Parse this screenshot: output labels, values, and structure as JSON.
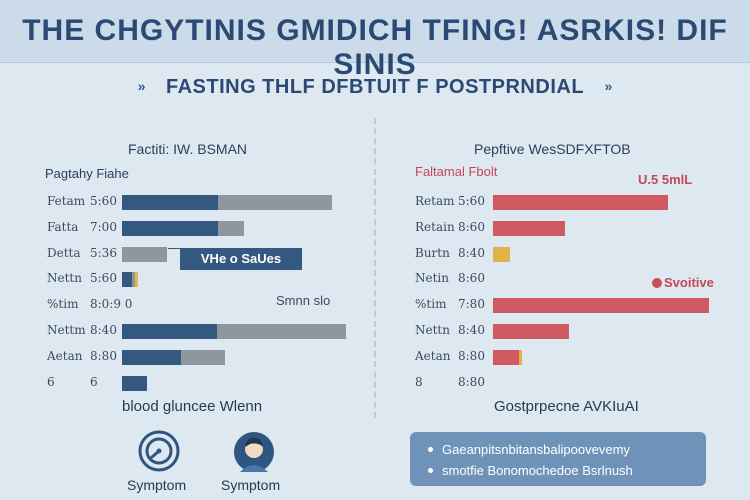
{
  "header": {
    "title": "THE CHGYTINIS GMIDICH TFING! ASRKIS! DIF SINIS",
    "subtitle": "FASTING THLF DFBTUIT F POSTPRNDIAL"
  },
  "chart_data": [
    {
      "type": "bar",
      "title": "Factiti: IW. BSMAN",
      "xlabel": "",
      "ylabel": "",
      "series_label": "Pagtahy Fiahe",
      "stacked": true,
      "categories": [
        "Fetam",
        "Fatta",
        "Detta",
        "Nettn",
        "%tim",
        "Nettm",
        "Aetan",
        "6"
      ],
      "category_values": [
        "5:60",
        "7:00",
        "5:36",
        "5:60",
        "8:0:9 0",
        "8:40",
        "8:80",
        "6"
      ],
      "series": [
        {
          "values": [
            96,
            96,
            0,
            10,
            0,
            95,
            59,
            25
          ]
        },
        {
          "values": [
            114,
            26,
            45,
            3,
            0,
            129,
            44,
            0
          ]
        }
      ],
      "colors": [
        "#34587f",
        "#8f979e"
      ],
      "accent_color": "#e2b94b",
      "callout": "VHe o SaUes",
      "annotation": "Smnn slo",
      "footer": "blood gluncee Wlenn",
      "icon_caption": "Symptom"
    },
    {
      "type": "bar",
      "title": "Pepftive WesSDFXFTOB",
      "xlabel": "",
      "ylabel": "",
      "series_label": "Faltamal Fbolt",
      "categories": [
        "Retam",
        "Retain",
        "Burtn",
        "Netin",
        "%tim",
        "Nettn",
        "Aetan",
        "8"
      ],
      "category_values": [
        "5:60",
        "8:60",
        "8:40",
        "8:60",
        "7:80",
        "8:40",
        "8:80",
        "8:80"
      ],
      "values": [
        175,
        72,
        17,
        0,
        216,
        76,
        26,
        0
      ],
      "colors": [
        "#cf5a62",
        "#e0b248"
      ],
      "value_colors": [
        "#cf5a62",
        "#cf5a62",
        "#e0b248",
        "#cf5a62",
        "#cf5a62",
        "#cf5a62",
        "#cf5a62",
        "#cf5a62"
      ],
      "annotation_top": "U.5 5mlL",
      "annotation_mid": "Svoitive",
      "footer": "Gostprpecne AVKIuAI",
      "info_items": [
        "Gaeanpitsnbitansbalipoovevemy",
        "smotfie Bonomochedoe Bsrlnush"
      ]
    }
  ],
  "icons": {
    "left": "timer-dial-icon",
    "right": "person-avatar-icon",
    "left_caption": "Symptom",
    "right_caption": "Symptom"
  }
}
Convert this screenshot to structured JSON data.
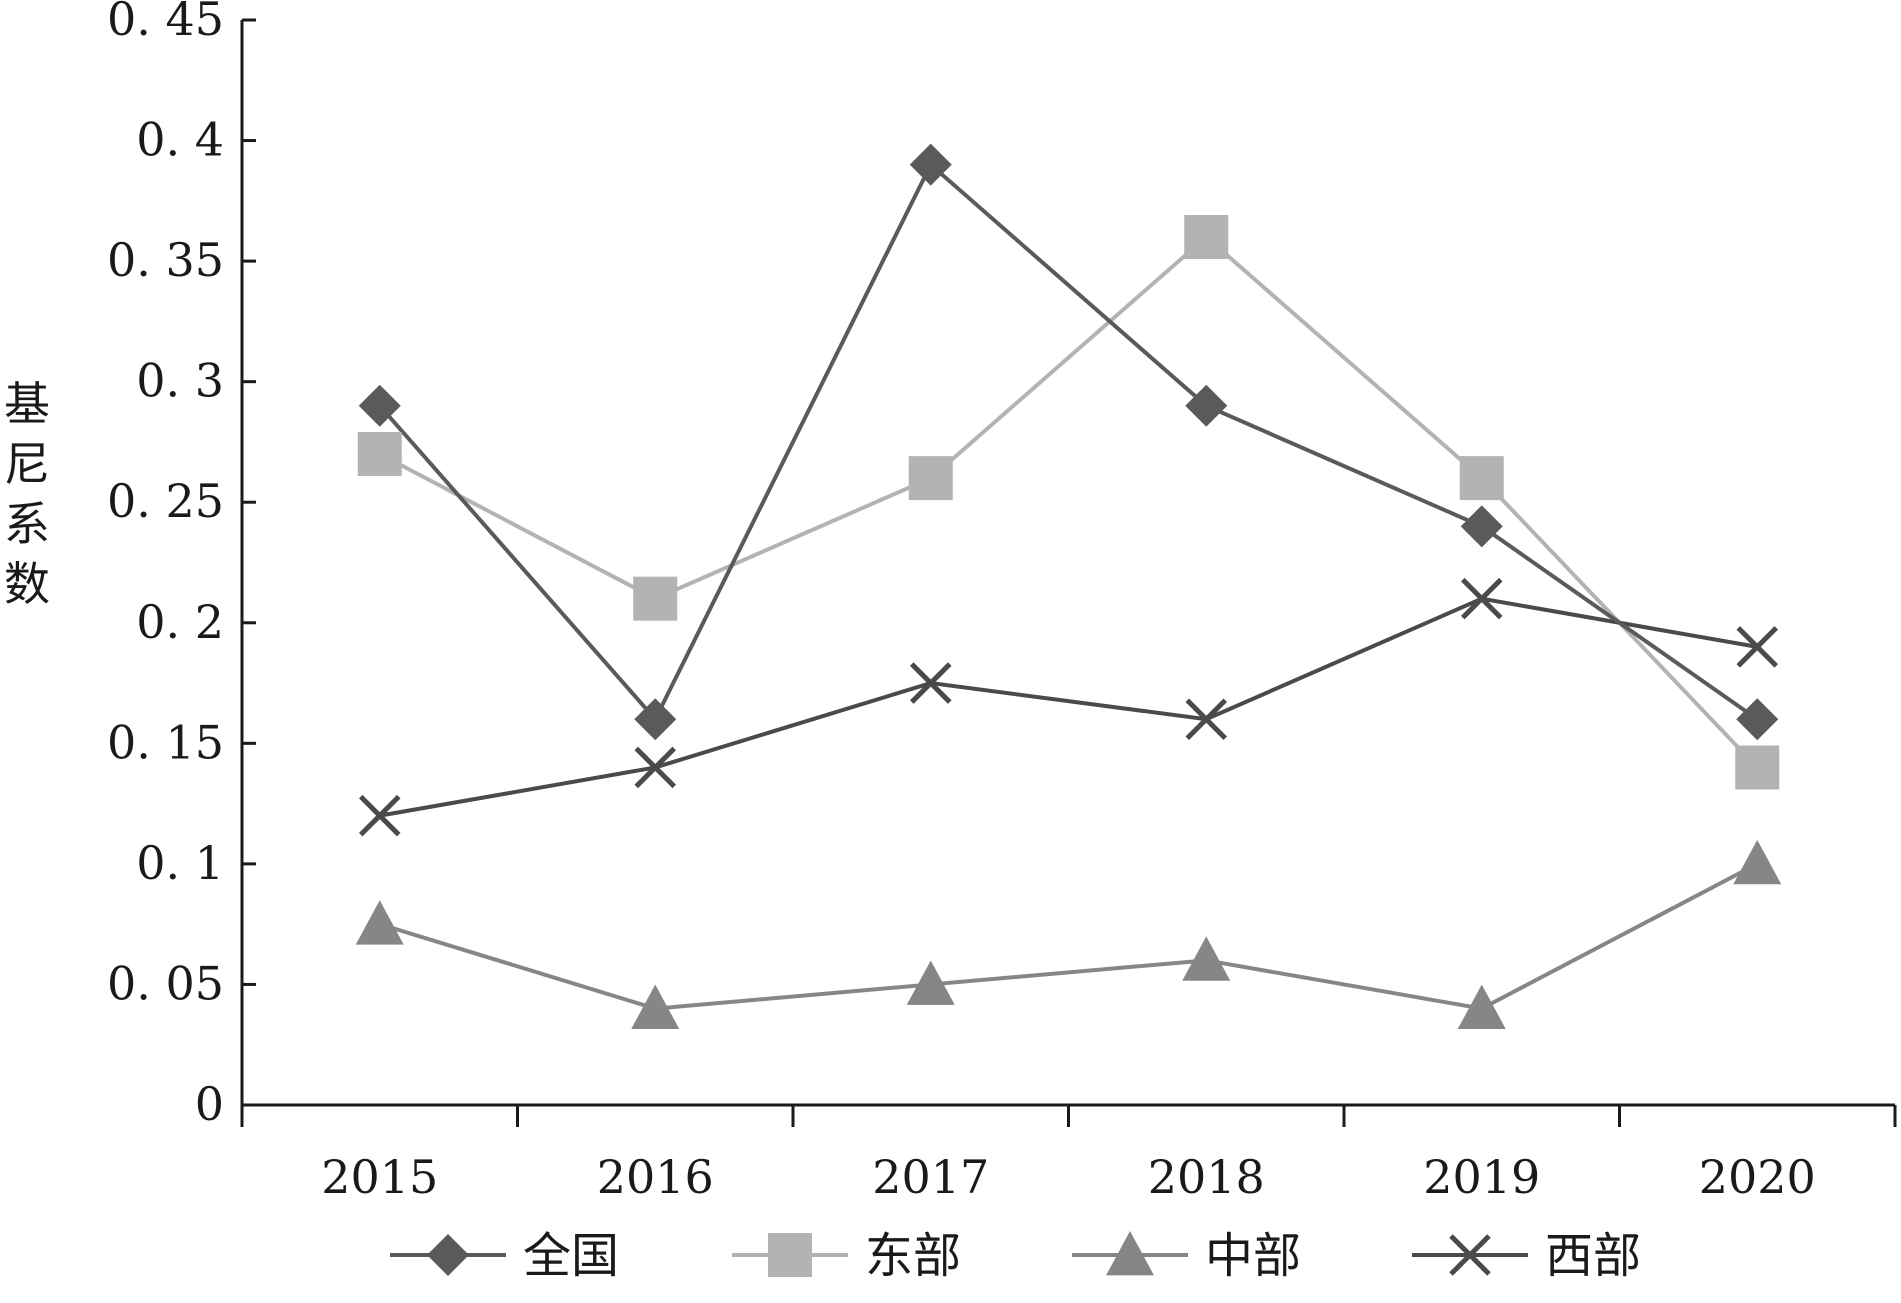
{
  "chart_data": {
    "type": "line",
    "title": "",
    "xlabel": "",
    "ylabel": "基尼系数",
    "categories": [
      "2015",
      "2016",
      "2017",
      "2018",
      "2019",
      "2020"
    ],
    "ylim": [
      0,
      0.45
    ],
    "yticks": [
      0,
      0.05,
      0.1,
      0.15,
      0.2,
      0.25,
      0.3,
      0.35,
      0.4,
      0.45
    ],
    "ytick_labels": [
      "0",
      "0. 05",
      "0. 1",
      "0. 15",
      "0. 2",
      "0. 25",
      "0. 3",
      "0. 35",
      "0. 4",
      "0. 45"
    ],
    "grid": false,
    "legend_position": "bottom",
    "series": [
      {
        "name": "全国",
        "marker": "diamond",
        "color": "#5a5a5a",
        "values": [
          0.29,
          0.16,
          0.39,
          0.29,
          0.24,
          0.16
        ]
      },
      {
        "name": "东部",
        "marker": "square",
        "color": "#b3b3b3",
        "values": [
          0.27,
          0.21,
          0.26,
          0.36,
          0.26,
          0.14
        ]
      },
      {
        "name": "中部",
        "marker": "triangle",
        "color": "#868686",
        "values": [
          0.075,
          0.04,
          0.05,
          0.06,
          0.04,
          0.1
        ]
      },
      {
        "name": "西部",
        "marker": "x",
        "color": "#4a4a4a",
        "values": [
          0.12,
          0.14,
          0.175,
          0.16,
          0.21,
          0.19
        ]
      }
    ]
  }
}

- **EXERCISE OBJECTIVE**
Tell how many lines in the material contain the word "Symptom". Only the number is wanted.

- **EXPECTED ANSWER**
3